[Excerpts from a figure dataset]
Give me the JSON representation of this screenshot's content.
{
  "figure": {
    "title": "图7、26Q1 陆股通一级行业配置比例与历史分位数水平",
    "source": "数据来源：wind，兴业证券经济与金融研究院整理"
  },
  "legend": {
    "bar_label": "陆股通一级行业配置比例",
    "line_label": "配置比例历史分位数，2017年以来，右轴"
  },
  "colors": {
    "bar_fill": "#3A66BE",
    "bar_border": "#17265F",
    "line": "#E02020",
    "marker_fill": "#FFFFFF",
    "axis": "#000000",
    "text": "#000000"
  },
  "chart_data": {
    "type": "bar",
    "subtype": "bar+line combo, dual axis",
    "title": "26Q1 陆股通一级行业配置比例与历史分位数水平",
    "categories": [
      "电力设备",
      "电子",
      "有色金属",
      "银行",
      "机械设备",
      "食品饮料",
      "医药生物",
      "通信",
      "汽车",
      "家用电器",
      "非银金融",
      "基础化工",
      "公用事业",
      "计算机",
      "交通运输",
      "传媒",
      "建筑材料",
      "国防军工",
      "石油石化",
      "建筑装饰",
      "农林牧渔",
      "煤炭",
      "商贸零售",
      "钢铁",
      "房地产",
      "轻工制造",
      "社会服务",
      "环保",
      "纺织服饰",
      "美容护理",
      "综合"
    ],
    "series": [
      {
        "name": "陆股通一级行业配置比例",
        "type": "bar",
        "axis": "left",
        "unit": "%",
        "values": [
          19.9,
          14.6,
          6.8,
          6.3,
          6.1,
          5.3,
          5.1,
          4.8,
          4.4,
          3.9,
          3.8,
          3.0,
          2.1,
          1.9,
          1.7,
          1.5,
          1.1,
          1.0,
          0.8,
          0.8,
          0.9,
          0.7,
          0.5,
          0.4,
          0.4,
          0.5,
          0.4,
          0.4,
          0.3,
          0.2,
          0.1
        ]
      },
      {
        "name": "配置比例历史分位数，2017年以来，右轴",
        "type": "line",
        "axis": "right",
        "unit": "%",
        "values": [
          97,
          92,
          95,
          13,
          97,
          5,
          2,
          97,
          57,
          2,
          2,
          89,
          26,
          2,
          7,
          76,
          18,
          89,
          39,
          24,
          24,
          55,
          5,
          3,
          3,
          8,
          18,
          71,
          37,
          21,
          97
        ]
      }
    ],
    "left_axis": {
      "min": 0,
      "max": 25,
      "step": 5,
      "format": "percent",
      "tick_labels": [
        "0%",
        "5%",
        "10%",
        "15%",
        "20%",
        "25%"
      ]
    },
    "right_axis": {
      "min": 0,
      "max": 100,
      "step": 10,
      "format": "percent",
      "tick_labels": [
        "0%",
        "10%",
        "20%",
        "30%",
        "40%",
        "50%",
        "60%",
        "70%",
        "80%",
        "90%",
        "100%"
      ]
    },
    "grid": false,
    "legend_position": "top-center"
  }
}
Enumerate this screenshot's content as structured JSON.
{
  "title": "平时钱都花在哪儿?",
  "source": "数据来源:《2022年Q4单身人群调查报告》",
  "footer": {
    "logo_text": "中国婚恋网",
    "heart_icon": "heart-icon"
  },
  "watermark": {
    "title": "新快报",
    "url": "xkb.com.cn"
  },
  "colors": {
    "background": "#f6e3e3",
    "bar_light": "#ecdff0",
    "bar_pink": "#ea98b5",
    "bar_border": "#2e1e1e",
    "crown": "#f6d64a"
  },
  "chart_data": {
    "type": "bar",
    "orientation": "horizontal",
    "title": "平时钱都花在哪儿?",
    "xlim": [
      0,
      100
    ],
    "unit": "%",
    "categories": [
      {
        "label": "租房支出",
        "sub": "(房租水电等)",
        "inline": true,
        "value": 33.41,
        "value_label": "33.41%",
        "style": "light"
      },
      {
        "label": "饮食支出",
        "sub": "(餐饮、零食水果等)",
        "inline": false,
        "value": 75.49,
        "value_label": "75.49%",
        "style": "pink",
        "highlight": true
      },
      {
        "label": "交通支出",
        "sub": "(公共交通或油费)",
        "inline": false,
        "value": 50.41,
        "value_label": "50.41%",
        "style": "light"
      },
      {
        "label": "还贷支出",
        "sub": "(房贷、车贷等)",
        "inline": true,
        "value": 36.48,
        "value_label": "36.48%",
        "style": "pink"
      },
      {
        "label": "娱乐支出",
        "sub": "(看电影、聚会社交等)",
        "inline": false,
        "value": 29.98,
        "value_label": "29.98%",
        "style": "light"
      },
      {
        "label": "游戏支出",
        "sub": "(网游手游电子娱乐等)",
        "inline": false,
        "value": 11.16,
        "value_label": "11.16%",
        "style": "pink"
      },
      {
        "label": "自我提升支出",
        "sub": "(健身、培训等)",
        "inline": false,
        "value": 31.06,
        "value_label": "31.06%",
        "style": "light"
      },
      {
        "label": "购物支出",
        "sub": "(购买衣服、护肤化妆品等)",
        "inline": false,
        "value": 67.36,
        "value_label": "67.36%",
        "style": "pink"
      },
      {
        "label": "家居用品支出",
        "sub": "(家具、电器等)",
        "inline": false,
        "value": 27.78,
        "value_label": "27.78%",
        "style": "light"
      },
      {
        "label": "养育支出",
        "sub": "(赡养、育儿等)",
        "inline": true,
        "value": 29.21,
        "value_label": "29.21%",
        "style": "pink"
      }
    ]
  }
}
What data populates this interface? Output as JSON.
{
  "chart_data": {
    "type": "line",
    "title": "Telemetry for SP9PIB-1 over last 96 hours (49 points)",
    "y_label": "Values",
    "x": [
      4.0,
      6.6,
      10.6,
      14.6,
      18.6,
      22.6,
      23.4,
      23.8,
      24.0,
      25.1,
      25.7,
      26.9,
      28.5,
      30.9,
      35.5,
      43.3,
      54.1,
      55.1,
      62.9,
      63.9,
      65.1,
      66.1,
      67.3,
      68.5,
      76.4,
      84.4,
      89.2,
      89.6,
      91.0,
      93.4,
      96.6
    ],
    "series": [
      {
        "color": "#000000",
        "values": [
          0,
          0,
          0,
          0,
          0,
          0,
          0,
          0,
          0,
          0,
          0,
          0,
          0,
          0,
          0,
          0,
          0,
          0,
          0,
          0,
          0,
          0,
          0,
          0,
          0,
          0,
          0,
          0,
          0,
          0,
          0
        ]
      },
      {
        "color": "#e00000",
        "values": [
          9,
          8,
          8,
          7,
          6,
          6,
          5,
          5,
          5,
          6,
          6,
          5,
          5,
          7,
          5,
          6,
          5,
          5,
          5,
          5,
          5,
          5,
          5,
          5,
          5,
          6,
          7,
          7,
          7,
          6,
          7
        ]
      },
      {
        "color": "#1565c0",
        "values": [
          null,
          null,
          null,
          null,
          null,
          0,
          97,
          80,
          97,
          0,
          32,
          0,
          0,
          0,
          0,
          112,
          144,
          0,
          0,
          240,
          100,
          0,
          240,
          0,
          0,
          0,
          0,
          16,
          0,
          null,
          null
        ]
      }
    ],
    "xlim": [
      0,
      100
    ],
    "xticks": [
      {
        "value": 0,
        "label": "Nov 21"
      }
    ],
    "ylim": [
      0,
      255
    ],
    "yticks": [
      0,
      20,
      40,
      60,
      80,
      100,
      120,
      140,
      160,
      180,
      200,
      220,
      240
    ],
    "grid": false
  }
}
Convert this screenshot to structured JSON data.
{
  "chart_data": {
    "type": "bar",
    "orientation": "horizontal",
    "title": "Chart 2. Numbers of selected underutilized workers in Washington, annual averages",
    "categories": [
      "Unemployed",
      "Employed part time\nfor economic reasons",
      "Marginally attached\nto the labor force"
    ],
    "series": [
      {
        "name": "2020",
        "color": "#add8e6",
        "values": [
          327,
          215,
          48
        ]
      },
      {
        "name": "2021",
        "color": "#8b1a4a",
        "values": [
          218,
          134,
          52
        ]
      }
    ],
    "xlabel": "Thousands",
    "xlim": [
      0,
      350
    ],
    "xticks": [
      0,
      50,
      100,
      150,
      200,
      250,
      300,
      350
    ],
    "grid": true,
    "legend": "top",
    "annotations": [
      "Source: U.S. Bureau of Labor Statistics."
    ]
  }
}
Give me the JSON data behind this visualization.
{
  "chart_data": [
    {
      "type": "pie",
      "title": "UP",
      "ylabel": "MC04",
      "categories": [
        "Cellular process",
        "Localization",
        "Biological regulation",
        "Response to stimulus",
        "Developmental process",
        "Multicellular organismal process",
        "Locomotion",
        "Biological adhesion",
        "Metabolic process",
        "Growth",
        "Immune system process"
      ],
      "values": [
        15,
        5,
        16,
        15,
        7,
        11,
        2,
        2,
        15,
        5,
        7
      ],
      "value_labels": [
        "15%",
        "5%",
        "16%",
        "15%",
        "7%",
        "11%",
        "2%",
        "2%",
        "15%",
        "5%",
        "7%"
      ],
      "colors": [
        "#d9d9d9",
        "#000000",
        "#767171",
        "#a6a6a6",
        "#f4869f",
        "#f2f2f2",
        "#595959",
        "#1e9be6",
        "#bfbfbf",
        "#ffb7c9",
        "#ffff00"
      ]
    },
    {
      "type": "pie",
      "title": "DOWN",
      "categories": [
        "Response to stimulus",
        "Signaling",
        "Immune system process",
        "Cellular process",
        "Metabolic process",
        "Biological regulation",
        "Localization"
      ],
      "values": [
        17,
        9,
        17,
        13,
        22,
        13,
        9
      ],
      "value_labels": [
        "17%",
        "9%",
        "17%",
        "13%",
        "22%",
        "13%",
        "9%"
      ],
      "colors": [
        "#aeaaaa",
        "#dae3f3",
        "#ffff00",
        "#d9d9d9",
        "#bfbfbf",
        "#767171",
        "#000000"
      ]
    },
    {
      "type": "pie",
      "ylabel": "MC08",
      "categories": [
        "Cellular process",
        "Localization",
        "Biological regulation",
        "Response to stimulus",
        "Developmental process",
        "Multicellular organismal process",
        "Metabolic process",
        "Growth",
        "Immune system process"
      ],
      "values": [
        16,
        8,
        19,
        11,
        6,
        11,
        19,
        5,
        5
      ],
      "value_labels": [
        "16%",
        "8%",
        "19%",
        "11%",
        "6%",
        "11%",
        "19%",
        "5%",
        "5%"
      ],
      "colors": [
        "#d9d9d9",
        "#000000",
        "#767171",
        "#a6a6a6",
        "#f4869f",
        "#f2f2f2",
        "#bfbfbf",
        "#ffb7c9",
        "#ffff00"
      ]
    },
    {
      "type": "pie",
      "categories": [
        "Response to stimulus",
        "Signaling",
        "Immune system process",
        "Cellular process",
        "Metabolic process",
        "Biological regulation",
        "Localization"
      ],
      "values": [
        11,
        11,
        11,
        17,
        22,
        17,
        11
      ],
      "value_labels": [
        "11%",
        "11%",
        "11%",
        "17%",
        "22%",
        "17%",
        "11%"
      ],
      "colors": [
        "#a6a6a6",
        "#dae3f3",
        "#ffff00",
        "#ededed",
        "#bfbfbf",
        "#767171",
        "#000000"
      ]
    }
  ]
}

◆ Do this:
Copy out every line from the data above that has "screenshot" in it.

◆ Output for this task:
Give me the JSON representation of this screenshot's content.
Enumerate this screenshot's content as structured JSON.
Convert this screenshot to structured JSON data.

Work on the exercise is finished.